** begin Task input **
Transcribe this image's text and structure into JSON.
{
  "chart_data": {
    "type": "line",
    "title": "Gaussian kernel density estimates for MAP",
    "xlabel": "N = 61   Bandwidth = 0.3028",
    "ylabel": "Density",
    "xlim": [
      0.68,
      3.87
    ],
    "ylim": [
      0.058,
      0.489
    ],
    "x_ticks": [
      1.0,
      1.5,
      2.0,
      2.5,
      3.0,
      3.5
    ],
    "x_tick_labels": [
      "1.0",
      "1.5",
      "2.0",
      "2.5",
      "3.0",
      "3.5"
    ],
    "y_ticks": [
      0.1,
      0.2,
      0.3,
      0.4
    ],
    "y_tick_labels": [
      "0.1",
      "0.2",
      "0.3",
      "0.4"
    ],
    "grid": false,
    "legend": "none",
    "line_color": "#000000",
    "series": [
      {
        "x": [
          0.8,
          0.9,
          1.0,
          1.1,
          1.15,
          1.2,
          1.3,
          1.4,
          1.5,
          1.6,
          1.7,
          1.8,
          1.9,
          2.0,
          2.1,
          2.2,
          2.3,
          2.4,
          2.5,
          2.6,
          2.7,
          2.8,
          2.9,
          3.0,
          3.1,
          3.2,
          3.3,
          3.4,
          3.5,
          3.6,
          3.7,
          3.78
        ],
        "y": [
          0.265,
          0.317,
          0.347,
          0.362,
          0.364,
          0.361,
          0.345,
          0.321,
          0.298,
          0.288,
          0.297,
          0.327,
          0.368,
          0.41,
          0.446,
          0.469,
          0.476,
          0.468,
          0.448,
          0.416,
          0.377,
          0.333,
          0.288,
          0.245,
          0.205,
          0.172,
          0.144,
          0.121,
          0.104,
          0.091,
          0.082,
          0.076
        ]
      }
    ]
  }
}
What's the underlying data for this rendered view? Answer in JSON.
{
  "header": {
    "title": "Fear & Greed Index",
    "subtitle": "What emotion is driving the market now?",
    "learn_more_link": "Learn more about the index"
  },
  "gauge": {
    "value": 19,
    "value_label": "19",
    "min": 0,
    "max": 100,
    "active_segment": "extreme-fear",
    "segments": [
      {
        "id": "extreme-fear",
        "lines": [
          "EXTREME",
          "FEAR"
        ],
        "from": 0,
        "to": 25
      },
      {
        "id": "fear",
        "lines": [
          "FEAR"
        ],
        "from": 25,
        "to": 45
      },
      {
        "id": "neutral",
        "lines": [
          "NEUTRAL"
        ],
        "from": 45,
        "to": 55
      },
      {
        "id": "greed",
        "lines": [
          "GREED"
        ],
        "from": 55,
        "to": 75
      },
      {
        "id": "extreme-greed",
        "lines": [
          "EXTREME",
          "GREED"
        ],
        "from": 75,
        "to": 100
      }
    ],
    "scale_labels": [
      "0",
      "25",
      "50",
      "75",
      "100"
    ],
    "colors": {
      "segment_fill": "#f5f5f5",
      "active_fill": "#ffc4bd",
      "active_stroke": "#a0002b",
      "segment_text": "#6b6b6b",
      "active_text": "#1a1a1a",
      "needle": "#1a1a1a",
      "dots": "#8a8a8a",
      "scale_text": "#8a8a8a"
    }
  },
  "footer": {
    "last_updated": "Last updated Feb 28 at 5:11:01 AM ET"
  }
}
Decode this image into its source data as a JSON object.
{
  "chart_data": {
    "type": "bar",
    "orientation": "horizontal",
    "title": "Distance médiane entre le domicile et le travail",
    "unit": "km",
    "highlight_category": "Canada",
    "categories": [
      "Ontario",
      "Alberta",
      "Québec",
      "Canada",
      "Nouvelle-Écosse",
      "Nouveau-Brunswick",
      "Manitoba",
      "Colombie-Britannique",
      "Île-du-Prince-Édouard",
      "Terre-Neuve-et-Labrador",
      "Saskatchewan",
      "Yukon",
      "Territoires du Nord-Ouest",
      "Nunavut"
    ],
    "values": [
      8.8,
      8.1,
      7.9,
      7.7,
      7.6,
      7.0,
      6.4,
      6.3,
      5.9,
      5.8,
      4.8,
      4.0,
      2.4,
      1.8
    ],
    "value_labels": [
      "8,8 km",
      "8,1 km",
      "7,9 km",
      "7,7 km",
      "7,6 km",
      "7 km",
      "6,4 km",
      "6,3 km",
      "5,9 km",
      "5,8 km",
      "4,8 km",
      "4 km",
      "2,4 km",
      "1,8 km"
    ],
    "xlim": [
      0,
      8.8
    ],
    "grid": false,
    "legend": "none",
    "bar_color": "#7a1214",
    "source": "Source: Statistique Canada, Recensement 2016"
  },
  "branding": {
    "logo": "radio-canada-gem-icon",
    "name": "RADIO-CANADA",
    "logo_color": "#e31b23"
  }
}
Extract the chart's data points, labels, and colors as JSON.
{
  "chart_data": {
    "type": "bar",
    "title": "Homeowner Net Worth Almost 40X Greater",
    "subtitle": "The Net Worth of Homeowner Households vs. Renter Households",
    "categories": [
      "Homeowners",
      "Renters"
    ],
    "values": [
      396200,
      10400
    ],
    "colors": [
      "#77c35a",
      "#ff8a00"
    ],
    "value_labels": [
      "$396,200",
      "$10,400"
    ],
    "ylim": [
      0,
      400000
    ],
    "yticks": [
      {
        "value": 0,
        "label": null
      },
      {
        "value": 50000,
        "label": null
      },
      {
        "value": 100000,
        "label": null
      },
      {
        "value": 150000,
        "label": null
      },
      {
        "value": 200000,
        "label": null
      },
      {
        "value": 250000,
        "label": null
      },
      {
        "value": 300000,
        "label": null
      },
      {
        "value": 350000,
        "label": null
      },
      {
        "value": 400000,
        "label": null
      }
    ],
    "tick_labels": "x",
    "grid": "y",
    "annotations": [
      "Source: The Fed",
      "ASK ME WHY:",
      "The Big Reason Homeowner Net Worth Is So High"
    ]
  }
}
** end Task input **
Instructions for the task >> Go over the entries above and say how many lines hold the string "subtitle", with no other text.

Finished exercise >> 2